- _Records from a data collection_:
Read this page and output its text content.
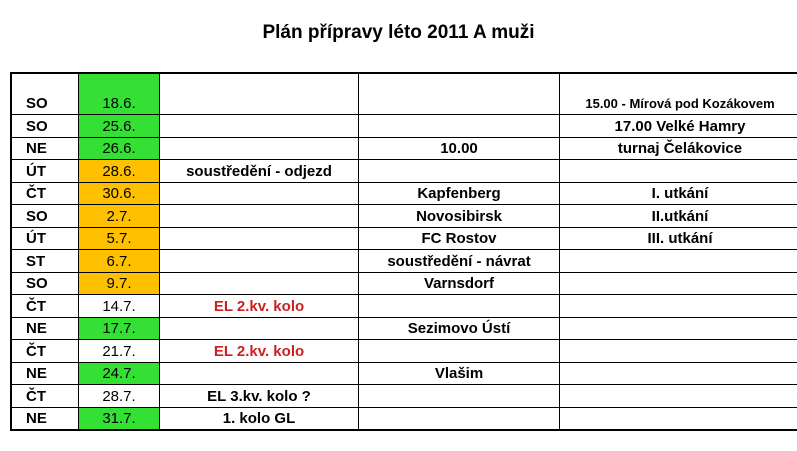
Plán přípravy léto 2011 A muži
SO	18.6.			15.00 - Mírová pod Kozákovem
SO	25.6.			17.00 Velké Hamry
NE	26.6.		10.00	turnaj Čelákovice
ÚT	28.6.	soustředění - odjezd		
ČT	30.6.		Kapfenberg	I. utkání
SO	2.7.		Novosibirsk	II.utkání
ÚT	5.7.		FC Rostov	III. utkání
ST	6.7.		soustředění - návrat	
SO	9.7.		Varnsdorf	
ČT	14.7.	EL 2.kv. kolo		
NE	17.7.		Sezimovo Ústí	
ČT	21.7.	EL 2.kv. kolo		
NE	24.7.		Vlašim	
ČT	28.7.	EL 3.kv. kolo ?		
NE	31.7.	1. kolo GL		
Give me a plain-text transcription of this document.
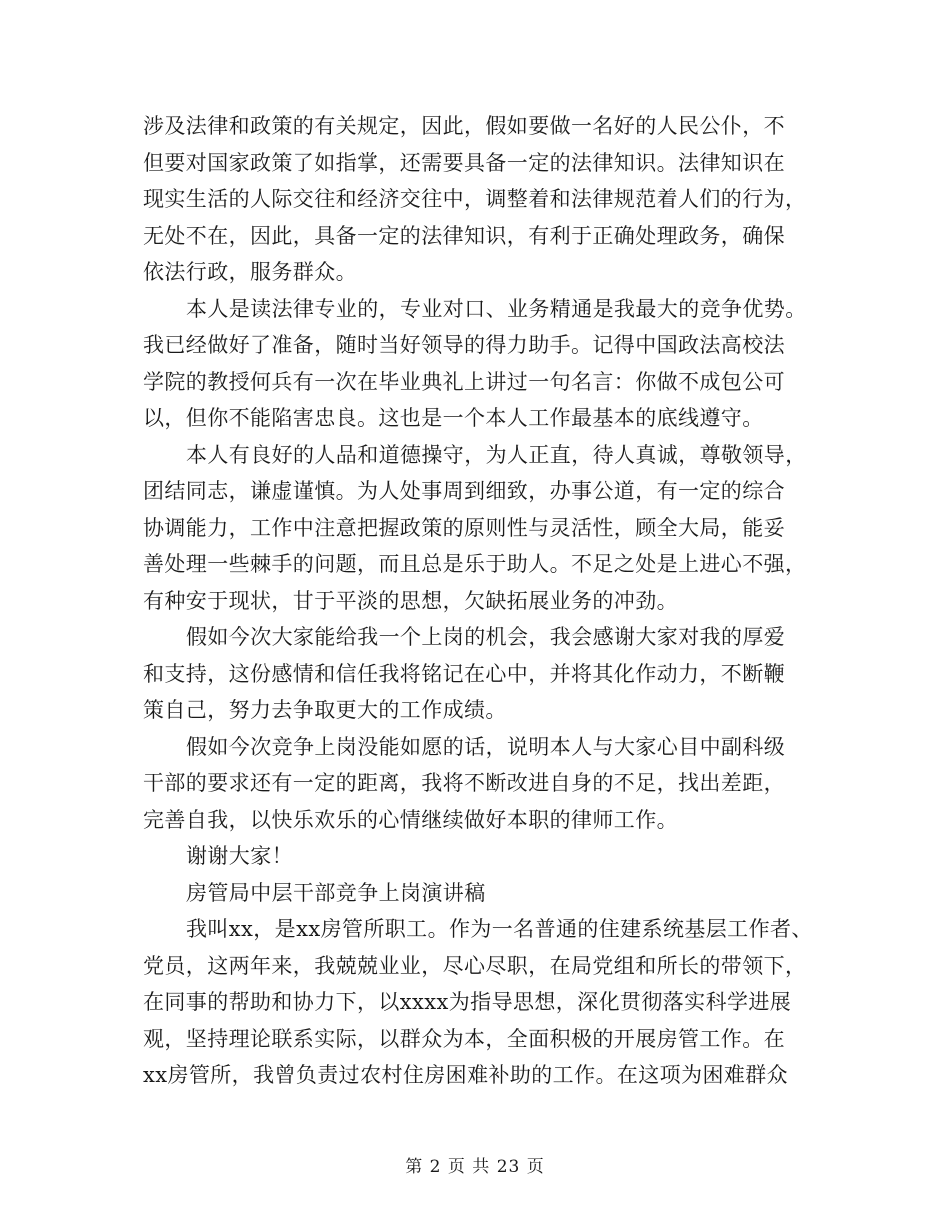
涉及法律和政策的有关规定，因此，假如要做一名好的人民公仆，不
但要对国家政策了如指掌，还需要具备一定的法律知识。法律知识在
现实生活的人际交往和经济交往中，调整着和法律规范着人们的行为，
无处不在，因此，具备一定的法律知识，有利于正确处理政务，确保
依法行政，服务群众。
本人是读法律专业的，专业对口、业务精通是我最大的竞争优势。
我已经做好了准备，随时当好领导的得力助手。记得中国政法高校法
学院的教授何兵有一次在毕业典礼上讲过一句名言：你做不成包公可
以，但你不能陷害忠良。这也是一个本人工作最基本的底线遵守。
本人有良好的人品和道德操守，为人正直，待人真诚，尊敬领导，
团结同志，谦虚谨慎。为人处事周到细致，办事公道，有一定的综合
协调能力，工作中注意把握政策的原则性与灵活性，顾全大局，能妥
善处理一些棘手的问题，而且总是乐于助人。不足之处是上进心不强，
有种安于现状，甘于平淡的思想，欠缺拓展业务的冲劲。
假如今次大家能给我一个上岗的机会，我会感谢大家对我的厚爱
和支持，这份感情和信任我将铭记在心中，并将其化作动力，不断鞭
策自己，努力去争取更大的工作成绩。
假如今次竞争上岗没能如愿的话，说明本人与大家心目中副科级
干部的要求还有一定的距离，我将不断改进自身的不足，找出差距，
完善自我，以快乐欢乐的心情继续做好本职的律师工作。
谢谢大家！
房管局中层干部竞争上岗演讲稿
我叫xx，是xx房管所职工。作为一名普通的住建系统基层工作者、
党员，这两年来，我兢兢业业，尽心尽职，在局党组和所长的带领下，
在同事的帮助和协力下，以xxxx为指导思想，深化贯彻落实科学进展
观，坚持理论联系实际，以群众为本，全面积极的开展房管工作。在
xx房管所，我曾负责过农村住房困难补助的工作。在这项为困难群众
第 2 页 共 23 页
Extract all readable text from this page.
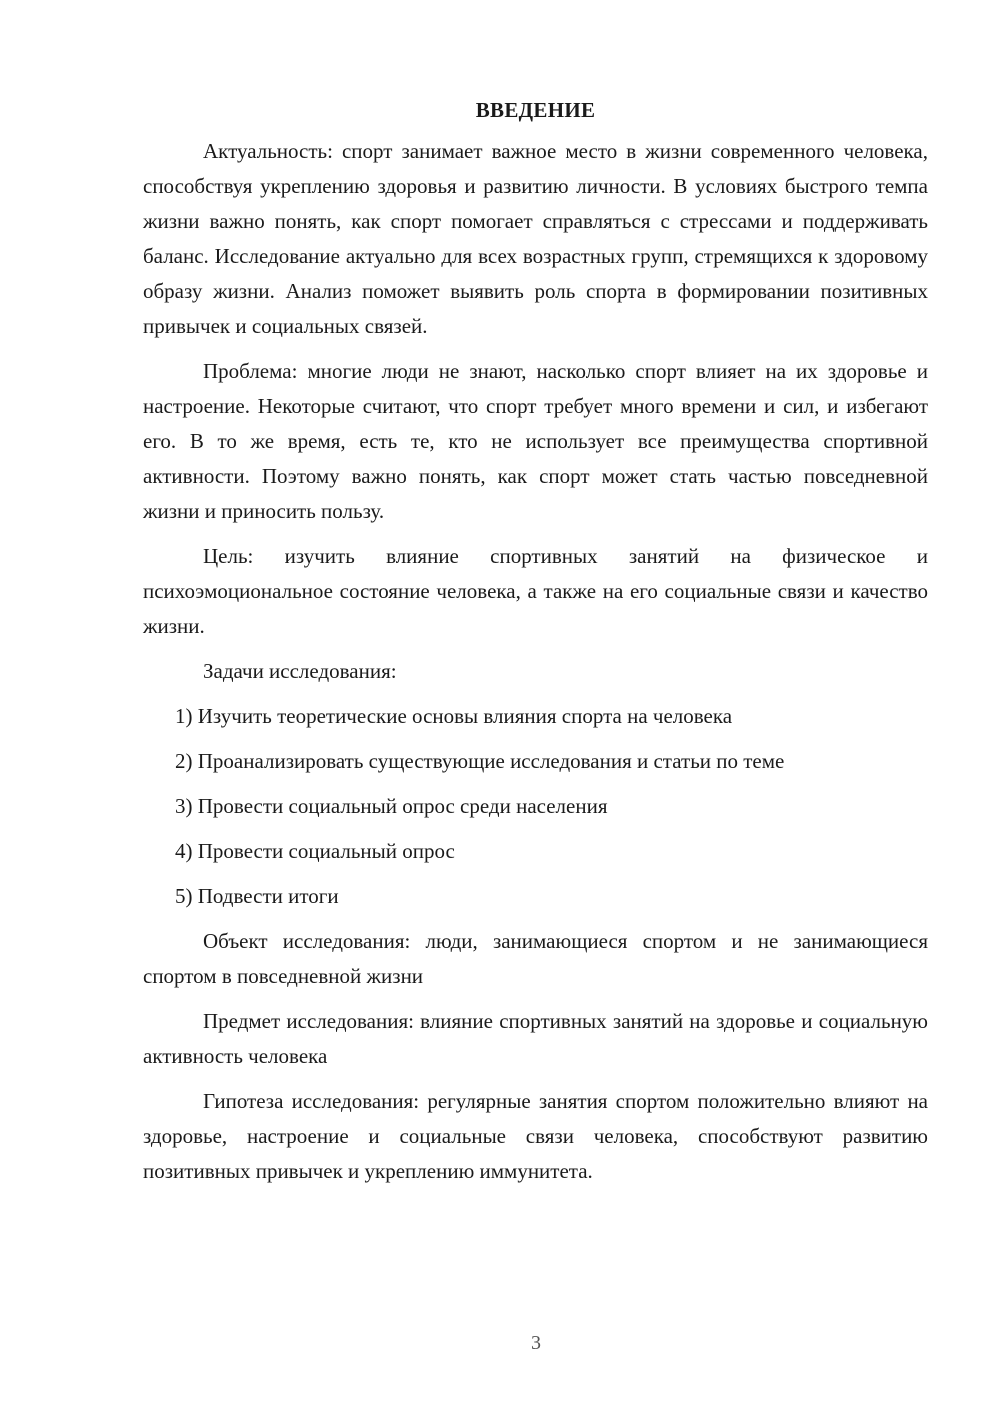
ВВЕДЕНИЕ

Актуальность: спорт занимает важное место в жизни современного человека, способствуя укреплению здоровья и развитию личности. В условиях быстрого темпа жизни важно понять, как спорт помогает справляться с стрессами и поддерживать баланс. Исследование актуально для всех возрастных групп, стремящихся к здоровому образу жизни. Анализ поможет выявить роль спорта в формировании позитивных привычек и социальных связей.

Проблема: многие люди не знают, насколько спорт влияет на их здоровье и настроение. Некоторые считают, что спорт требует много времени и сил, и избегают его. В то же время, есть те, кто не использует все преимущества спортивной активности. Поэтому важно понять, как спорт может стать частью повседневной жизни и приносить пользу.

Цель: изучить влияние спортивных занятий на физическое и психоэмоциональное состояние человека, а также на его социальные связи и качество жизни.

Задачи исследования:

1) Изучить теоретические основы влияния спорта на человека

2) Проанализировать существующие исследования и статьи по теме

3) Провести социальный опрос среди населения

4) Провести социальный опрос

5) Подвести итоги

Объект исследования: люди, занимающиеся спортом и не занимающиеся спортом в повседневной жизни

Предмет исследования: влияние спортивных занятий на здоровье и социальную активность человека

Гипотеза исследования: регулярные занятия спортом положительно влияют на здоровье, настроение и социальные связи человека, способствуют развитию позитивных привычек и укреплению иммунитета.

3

--

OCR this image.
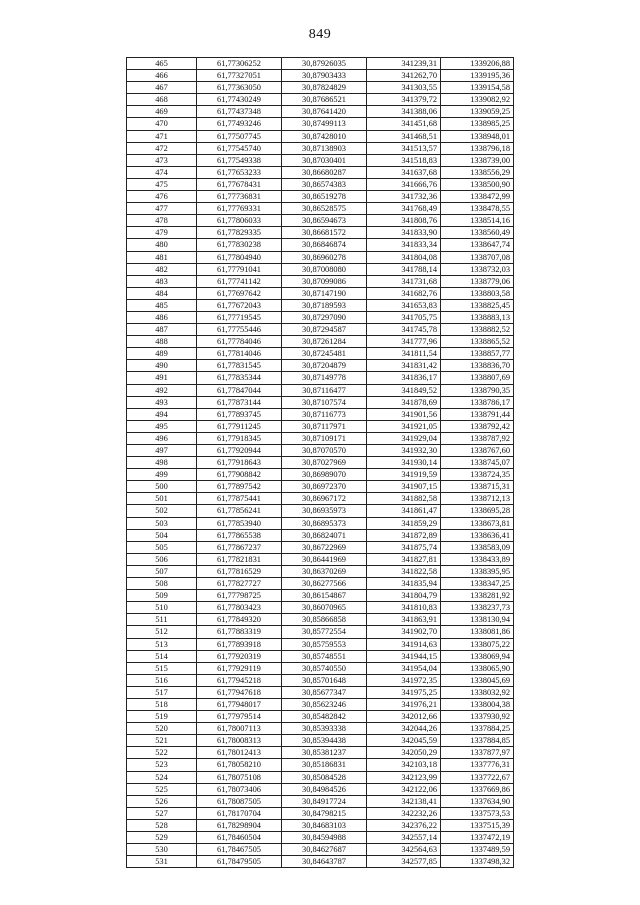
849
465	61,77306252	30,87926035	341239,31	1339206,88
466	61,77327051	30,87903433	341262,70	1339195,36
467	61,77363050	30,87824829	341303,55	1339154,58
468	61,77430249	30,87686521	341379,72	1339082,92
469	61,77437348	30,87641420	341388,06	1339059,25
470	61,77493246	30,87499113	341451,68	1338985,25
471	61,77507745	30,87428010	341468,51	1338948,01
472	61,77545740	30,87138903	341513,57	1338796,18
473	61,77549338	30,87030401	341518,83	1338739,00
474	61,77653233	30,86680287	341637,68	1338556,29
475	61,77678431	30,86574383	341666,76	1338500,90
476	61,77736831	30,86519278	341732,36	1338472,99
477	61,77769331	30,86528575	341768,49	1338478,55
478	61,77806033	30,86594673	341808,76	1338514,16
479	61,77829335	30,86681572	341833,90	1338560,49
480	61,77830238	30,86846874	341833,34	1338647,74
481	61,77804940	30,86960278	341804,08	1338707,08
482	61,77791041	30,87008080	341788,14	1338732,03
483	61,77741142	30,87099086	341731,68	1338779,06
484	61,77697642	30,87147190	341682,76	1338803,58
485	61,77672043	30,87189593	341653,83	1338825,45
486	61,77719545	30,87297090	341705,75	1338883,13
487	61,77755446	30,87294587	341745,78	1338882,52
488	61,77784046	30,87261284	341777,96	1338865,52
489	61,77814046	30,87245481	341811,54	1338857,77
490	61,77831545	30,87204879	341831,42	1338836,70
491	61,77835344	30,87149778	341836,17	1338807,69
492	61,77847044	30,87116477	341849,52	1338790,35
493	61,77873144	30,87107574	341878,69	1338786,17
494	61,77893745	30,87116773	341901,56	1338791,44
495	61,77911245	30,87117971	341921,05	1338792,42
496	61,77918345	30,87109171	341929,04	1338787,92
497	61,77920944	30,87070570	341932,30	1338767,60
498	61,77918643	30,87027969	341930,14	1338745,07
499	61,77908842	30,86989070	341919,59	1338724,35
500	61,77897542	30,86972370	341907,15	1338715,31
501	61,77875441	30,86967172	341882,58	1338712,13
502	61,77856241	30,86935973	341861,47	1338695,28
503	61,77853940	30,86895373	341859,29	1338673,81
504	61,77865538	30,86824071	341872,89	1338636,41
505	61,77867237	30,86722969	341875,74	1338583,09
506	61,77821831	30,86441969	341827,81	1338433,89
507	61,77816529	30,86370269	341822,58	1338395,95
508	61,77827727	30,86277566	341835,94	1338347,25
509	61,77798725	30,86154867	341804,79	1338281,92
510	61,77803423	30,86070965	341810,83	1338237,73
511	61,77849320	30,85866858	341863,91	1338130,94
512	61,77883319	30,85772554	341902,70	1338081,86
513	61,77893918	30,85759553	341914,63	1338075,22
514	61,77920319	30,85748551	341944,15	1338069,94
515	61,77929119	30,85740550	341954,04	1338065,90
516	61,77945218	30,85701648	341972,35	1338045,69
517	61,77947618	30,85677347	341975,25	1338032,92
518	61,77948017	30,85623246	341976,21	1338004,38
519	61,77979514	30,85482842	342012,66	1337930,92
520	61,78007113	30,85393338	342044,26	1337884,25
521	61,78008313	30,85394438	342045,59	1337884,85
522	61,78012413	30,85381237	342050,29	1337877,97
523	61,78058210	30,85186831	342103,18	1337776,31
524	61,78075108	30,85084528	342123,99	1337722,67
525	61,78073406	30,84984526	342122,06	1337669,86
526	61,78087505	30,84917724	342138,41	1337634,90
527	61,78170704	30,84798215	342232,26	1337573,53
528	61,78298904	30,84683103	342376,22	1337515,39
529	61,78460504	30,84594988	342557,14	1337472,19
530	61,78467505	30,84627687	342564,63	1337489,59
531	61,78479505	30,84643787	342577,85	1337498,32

- _Problem to solve_: Spot every line that holds "this" and copy it.

- _Written answer_:
Read this page and output its text content.
Give me a plain-text transcription of this document.
Extract all readable text from this page.
OCR this image.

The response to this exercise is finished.